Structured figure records
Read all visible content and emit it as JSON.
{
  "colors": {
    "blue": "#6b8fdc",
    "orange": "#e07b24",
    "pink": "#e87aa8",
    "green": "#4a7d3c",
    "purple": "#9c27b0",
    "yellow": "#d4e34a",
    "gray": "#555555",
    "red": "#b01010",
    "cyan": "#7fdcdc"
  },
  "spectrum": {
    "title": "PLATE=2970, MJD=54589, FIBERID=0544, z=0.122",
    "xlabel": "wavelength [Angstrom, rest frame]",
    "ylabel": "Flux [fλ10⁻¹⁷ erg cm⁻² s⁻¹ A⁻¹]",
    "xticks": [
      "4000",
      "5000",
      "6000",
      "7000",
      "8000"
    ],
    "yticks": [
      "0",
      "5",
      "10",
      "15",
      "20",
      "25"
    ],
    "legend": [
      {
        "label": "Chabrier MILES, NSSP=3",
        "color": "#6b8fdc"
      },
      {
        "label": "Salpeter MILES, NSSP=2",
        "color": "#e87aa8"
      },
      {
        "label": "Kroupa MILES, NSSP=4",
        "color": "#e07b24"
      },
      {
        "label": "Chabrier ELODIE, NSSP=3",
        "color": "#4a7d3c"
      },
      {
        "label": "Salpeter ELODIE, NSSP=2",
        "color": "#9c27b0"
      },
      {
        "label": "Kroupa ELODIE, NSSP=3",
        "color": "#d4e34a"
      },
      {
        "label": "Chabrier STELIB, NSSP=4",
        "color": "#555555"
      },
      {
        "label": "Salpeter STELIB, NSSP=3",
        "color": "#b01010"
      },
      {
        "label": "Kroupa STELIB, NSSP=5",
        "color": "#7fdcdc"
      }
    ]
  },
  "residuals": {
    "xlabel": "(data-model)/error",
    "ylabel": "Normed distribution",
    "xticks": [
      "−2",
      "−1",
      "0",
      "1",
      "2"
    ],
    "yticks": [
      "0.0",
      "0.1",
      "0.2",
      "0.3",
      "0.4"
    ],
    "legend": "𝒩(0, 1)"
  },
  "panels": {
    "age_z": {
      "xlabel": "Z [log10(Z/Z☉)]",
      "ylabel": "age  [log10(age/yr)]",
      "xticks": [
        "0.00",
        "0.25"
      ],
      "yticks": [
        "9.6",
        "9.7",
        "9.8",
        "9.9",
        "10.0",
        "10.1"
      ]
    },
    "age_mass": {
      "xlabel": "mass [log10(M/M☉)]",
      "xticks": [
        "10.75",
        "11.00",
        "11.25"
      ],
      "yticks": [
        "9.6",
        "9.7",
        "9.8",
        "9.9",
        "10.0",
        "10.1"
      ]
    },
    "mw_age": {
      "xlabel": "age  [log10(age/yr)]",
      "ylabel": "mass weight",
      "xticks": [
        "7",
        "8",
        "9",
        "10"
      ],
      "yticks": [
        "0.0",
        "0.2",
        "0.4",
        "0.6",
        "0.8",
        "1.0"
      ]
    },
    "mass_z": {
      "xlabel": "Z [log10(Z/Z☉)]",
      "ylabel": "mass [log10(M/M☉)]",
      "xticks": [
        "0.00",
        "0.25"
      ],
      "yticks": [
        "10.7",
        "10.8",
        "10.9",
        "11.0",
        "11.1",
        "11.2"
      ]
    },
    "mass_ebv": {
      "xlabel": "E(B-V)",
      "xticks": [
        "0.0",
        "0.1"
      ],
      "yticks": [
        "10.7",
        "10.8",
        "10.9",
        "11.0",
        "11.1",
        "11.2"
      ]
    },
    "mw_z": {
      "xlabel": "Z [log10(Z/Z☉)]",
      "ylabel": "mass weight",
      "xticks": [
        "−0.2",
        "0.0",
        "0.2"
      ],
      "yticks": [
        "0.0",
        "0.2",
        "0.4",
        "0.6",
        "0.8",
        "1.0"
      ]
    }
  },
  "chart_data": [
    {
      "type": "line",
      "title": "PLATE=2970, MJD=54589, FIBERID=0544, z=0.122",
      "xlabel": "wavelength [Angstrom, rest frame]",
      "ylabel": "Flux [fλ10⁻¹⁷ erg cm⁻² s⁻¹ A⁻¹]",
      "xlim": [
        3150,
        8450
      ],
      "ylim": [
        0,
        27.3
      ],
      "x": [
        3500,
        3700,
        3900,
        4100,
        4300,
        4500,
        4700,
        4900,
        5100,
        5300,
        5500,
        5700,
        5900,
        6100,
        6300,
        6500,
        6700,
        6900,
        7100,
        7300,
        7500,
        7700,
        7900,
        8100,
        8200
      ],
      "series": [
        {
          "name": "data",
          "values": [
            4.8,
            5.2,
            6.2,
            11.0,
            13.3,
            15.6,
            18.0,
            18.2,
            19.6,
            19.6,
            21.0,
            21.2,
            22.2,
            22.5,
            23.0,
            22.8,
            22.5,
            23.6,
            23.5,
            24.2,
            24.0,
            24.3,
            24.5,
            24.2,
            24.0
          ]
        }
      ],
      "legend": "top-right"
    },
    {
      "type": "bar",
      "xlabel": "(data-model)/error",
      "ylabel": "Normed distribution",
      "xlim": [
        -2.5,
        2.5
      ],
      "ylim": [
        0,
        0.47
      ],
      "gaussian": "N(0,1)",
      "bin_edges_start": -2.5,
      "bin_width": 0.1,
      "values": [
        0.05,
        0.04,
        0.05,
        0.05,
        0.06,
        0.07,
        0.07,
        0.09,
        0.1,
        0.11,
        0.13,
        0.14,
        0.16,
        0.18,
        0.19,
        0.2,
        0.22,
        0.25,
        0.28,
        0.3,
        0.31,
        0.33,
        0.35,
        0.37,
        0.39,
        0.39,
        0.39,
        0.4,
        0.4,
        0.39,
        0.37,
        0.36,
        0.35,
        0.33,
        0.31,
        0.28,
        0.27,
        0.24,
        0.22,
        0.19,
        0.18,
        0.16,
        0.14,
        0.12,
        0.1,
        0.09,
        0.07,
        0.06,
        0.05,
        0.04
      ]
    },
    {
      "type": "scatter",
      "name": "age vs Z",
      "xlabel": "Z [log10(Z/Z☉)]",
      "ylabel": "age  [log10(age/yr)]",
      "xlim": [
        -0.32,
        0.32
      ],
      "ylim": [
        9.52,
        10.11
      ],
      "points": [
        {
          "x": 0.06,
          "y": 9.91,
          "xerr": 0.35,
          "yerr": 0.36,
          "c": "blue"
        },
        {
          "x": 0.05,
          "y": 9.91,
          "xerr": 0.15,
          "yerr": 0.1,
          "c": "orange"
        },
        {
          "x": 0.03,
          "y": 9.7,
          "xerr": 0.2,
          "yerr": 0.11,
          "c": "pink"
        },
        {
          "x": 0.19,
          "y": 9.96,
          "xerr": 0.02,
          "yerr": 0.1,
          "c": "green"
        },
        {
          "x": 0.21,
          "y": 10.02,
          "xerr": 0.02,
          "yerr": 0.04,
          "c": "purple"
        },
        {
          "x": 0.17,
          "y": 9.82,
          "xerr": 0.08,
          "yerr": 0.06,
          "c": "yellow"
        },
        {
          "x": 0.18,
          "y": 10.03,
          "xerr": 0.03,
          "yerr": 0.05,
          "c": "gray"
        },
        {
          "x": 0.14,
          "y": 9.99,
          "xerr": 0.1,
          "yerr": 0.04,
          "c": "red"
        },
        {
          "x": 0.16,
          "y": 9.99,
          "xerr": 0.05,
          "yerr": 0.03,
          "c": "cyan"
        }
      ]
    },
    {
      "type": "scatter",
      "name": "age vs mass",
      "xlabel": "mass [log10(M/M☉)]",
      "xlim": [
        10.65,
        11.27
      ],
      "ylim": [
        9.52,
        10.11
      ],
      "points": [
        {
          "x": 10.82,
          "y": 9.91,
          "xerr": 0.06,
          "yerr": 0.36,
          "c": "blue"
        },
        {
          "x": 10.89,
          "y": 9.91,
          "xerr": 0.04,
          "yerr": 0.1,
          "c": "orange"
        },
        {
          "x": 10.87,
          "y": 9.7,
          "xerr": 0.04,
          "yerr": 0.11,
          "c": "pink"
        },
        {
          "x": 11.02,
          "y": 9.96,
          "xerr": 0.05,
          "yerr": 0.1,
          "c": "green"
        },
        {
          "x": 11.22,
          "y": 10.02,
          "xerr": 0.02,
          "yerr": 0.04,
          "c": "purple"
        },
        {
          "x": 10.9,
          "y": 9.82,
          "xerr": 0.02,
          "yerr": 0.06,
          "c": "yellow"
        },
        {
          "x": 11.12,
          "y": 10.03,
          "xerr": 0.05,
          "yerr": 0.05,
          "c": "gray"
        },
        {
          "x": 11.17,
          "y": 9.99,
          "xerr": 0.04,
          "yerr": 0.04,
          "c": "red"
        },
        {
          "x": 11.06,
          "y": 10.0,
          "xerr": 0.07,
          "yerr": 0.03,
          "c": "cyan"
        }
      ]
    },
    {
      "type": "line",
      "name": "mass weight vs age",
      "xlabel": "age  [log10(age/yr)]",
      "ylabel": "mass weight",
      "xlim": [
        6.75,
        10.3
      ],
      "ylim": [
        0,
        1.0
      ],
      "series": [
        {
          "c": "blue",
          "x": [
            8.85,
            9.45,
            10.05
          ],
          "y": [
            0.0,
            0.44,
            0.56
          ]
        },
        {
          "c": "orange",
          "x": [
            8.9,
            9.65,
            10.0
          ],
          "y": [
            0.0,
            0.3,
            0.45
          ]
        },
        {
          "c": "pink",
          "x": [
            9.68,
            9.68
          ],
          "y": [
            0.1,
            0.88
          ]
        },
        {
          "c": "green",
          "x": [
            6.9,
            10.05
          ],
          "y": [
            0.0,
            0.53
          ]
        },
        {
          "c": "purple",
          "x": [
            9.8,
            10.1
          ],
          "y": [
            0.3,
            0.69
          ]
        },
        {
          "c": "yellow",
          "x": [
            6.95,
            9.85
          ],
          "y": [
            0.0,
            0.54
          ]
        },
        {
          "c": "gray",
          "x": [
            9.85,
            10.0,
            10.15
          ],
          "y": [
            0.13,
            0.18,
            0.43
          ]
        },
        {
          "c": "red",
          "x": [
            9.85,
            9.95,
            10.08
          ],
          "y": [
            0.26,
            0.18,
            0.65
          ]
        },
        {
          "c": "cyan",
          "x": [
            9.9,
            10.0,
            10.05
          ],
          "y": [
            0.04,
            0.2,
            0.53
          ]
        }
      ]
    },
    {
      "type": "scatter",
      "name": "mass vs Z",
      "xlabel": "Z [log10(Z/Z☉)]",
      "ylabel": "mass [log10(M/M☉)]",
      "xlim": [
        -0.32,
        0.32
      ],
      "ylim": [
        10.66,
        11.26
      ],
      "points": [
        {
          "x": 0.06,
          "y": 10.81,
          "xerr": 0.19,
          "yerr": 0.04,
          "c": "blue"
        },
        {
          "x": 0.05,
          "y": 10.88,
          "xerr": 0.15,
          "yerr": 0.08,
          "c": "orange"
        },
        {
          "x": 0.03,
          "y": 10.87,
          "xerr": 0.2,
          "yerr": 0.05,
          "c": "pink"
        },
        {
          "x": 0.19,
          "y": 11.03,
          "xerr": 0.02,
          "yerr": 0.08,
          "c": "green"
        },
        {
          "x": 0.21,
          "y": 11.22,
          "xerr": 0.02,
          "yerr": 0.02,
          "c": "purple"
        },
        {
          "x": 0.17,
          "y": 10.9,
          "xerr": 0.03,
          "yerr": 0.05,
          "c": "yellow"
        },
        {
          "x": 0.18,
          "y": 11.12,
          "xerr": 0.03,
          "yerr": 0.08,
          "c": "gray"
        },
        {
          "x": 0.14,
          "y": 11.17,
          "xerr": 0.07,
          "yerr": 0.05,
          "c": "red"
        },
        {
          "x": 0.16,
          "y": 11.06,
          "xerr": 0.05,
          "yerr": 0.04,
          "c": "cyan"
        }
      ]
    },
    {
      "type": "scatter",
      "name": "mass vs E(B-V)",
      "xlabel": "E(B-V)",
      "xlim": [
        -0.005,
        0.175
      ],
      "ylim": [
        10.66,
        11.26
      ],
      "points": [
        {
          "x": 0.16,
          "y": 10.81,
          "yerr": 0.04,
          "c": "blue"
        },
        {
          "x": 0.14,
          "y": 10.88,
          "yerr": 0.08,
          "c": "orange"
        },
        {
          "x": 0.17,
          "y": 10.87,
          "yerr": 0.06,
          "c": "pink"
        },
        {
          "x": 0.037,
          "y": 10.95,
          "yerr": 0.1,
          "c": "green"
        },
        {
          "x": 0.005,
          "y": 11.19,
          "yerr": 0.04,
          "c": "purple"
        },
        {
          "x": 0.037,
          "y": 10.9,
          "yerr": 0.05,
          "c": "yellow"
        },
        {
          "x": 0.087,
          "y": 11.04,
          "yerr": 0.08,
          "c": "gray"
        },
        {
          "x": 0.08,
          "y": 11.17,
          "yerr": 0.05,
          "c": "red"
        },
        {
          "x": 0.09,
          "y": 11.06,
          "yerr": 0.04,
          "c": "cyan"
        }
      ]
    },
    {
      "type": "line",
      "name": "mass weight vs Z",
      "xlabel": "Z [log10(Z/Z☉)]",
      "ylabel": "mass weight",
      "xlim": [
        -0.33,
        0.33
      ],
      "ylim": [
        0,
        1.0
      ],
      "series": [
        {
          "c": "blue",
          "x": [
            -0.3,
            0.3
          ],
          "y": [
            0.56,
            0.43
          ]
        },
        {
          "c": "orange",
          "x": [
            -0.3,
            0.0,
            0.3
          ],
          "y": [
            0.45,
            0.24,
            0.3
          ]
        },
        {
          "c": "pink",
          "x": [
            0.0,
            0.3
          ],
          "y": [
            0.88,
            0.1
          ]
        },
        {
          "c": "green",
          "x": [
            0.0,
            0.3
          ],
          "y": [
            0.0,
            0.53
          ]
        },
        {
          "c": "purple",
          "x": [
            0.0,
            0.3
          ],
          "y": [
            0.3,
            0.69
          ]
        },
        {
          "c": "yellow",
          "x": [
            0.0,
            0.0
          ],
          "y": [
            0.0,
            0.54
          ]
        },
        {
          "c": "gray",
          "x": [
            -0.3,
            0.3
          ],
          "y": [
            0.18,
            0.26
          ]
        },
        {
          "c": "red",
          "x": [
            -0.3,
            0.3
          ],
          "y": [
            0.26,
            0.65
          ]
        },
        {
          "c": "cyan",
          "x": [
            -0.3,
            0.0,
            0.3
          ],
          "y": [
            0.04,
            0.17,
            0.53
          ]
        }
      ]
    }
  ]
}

#### What is needed
Every line in the data that holds "wavelength" should be copied out.

#### Output of the exercise
    "xlabel": "wavelength [Angstrom, rest frame]",
      "xlabel": "wavelength [Angstrom, rest frame]",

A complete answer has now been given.